### Your goal:
Pictures do not belong in the copy. Return all of the entries exactly.

━━ Provided information

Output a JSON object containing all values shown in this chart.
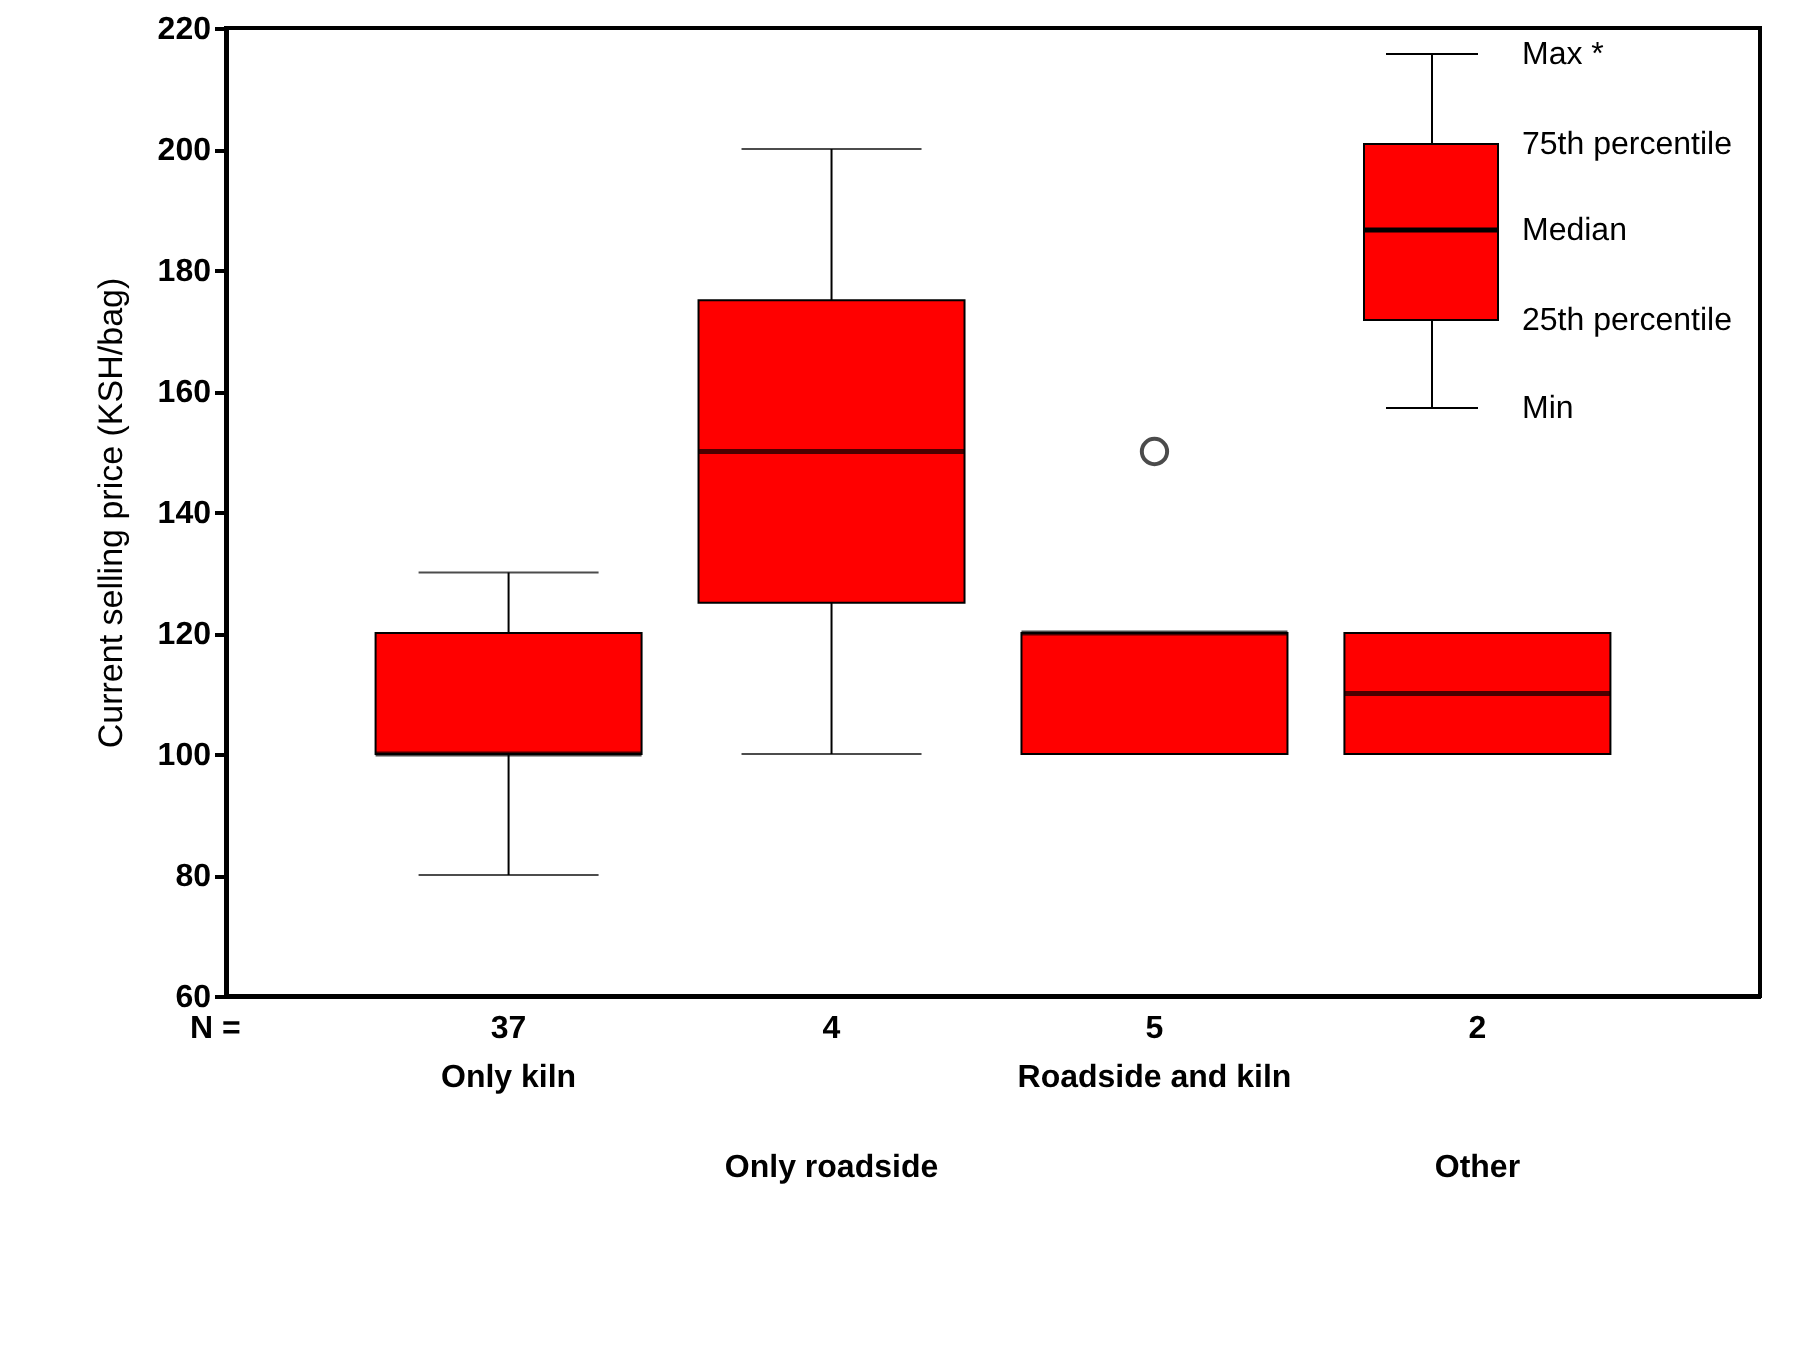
{
  "chart_data": {
    "type": "box",
    "ylabel": "Current selling price (KSH/bag)",
    "categories": [
      "Only kiln",
      "Only roadside",
      "Roadside and kiln",
      "Other"
    ],
    "series": [
      {
        "color": "#ff0000",
        "boxes": [
          {
            "low": 80,
            "q1": 100,
            "median": 100,
            "q3": 120,
            "high": 130
          },
          {
            "low": 100,
            "q1": 125,
            "median": 150,
            "q3": 175,
            "high": 200
          },
          {
            "low": 100,
            "q1": 100,
            "median": 120,
            "q3": 120,
            "high": 120,
            "outliers": [
              150
            ]
          },
          {
            "low": 100,
            "q1": 100,
            "median": 110,
            "q3": 120,
            "high": 120
          }
        ]
      }
    ],
    "ylim": [
      60,
      220
    ],
    "yticks": [
      60,
      80,
      100,
      120,
      140,
      160,
      180,
      200,
      220
    ],
    "grid": false,
    "annotations": [
      "N =",
      "Max *",
      "75th percentile",
      "Median",
      "25th percentile",
      "Min",
      "37",
      "4",
      "5",
      "2"
    ]
  }
}
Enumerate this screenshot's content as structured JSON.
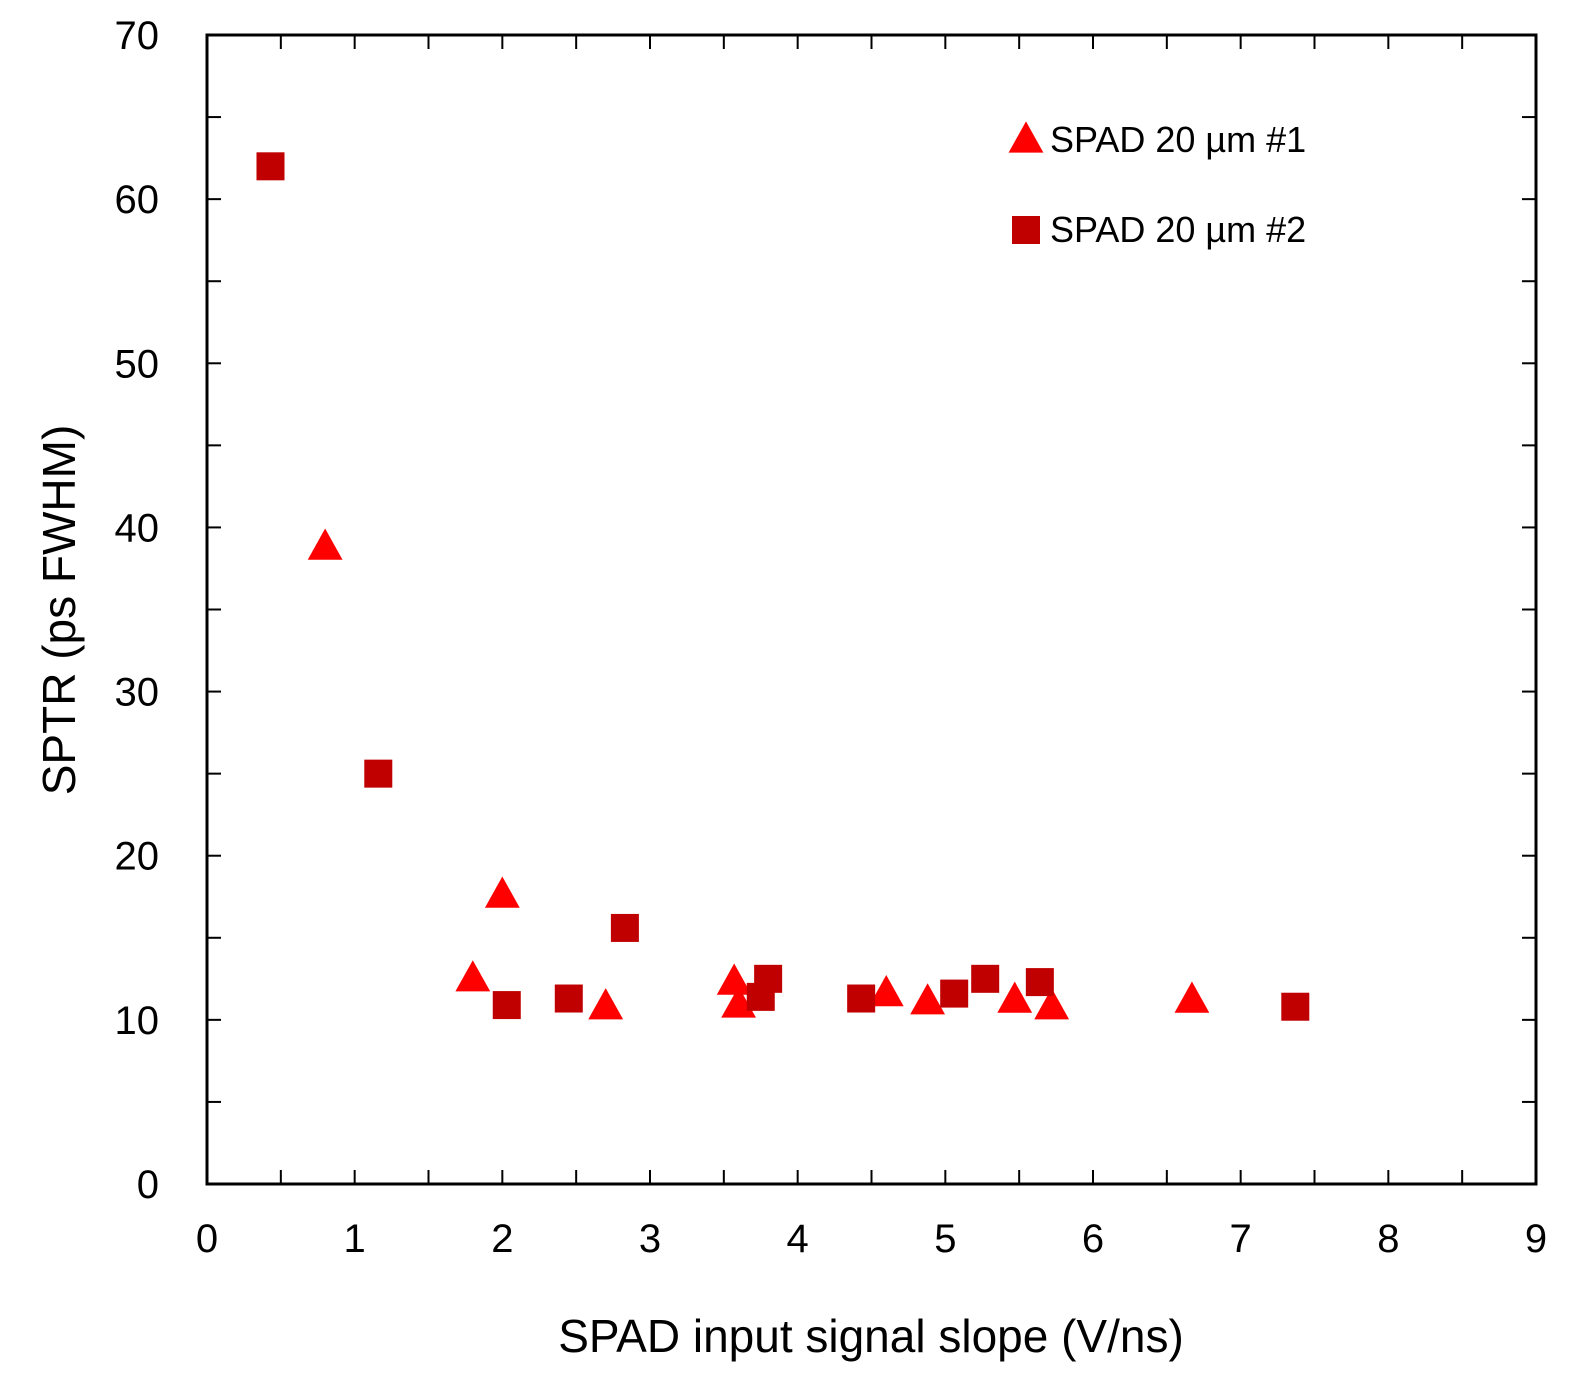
{
  "chart_data": {
    "type": "scatter",
    "title": "",
    "xlabel": "SPAD input signal slope (V/ns)",
    "ylabel": "SPTR (ps FWHM)",
    "xlim": [
      0,
      9
    ],
    "ylim": [
      0,
      70
    ],
    "xticks": [
      0,
      1,
      2,
      3,
      4,
      5,
      6,
      7,
      8,
      9
    ],
    "yticks": [
      0,
      10,
      20,
      30,
      40,
      50,
      60,
      70
    ],
    "grid": false,
    "legend_position": "top-right",
    "series": [
      {
        "name": "SPAD 20 µm #1",
        "marker": "triangle",
        "color": "#ff0000",
        "x": [
          0.8,
          1.8,
          2.0,
          2.7,
          3.57,
          3.6,
          4.6,
          4.88,
          5.47,
          5.72,
          6.67
        ],
        "y": [
          38.8,
          12.5,
          17.6,
          10.8,
          12.3,
          10.9,
          11.6,
          11.1,
          11.2,
          10.8,
          11.2
        ]
      },
      {
        "name": "SPAD 20 µm #2",
        "marker": "square",
        "color": "#c00000",
        "x": [
          0.43,
          1.16,
          2.03,
          2.45,
          2.83,
          3.75,
          3.8,
          4.43,
          5.06,
          5.27,
          5.64,
          7.37
        ],
        "y": [
          62.0,
          25.0,
          10.9,
          11.3,
          15.6,
          11.4,
          12.5,
          11.3,
          11.6,
          12.5,
          12.3,
          10.8
        ]
      }
    ]
  }
}
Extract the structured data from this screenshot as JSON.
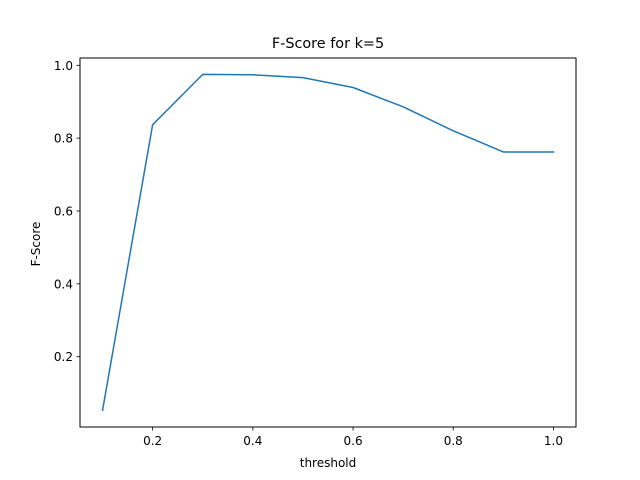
{
  "chart_data": {
    "type": "line",
    "title": "F-Score for k=5",
    "xlabel": "threshold",
    "ylabel": "F-Score",
    "xlim": [
      0.055,
      1.045
    ],
    "ylim": [
      0.007,
      1.02
    ],
    "grid": false,
    "x_ticks": [
      0.2,
      0.4,
      0.6,
      0.8,
      1.0
    ],
    "x_tick_labels": [
      "0.2",
      "0.4",
      "0.6",
      "0.8",
      "1.0"
    ],
    "y_ticks": [
      0.2,
      0.4,
      0.6,
      0.8,
      1.0
    ],
    "y_tick_labels": [
      "0.2",
      "0.4",
      "0.6",
      "0.8",
      "1.0"
    ],
    "series": [
      {
        "color": "#1f77b4",
        "x": [
          0.1,
          0.2,
          0.3,
          0.4,
          0.5,
          0.6,
          0.7,
          0.8,
          0.9,
          1.0
        ],
        "y": [
          0.053,
          0.837,
          0.975,
          0.974,
          0.966,
          0.939,
          0.886,
          0.82,
          0.762,
          0.762
        ]
      }
    ]
  }
}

━━━━

### Right answer:
Output a JSON object containing all values shown in this chart.
{
  "chart_data": {
    "type": "box",
    "ylabel": "Current selling price (KSH/bag)",
    "categories": [
      "Only kiln",
      "Only roadside",
      "Roadside and kiln",
      "Other"
    ],
    "series": [
      {
        "color": "#ff0000",
        "boxes": [
          {
            "low": 80,
            "q1": 100,
            "median": 100,
            "q3": 120,
            "high": 130
          },
          {
            "low": 100,
            "q1": 125,
            "median": 150,
            "q3": 175,
            "high": 200
          },
          {
            "low": 100,
            "q1": 100,
            "median": 120,
            "q3": 120,
            "high": 120,
            "outliers": [
              150
            ]
          },
          {
            "low": 100,
            "q1": 100,
            "median": 110,
            "q3": 120,
            "high": 120
          }
        ]
      }
    ],
    "ylim": [
      60,
      220
    ],
    "yticks": [
      60,
      80,
      100,
      120,
      140,
      160,
      180,
      200,
      220
    ],
    "grid": false,
    "annotations": [
      "N =",
      "Max *",
      "75th percentile",
      "Median",
      "25th percentile",
      "Min",
      "37",
      "4",
      "5",
      "2"
    ]
  }
}
Enumerate this screenshot's content as structured JSON.
{
  "chart_data": {
    "type": "scatter",
    "title": "",
    "xlabel": "SPAD input signal slope (V/ns)",
    "ylabel": "SPTR (ps FWHM)",
    "xlim": [
      0,
      9
    ],
    "ylim": [
      0,
      70
    ],
    "xticks": [
      0,
      1,
      2,
      3,
      4,
      5,
      6,
      7,
      8,
      9
    ],
    "yticks": [
      0,
      10,
      20,
      30,
      40,
      50,
      60,
      70
    ],
    "grid": false,
    "legend_position": "top-right",
    "series": [
      {
        "name": "SPAD 20 µm #1",
        "marker": "triangle",
        "color": "#ff0000",
        "x": [
          0.8,
          1.8,
          2.0,
          2.7,
          3.57,
          3.6,
          4.6,
          4.88,
          5.47,
          5.72,
          6.67
        ],
        "y": [
          38.8,
          12.5,
          17.6,
          10.8,
          12.3,
          10.9,
          11.6,
          11.1,
          11.2,
          10.8,
          11.2
        ]
      },
      {
        "name": "SPAD 20 µm #2",
        "marker": "square",
        "color": "#c00000",
        "x": [
          0.43,
          1.16,
          2.03,
          2.45,
          2.83,
          3.75,
          3.8,
          4.43,
          5.06,
          5.27,
          5.64,
          7.37
        ],
        "y": [
          62.0,
          25.0,
          10.9,
          11.3,
          15.6,
          11.4,
          12.5,
          11.3,
          11.6,
          12.5,
          12.3,
          10.8
        ]
      }
    ]
  }
}
Extract the structured data from this screenshot as JSON.
{
  "chart_data": {
    "type": "line",
    "title": "F-Score for k=5",
    "xlabel": "threshold",
    "ylabel": "F-Score",
    "xlim": [
      0.055,
      1.045
    ],
    "ylim": [
      0.007,
      1.02
    ],
    "grid": false,
    "x_ticks": [
      0.2,
      0.4,
      0.6,
      0.8,
      1.0
    ],
    "x_tick_labels": [
      "0.2",
      "0.4",
      "0.6",
      "0.8",
      "1.0"
    ],
    "y_ticks": [
      0.2,
      0.4,
      0.6,
      0.8,
      1.0
    ],
    "y_tick_labels": [
      "0.2",
      "0.4",
      "0.6",
      "0.8",
      "1.0"
    ],
    "series": [
      {
        "color": "#1f77b4",
        "x": [
          0.1,
          0.2,
          0.3,
          0.4,
          0.5,
          0.6,
          0.7,
          0.8,
          0.9,
          1.0
        ],
        "y": [
          0.053,
          0.837,
          0.975,
          0.974,
          0.966,
          0.939,
          0.886,
          0.82,
          0.762,
          0.762
        ]
      }
    ]
  }
}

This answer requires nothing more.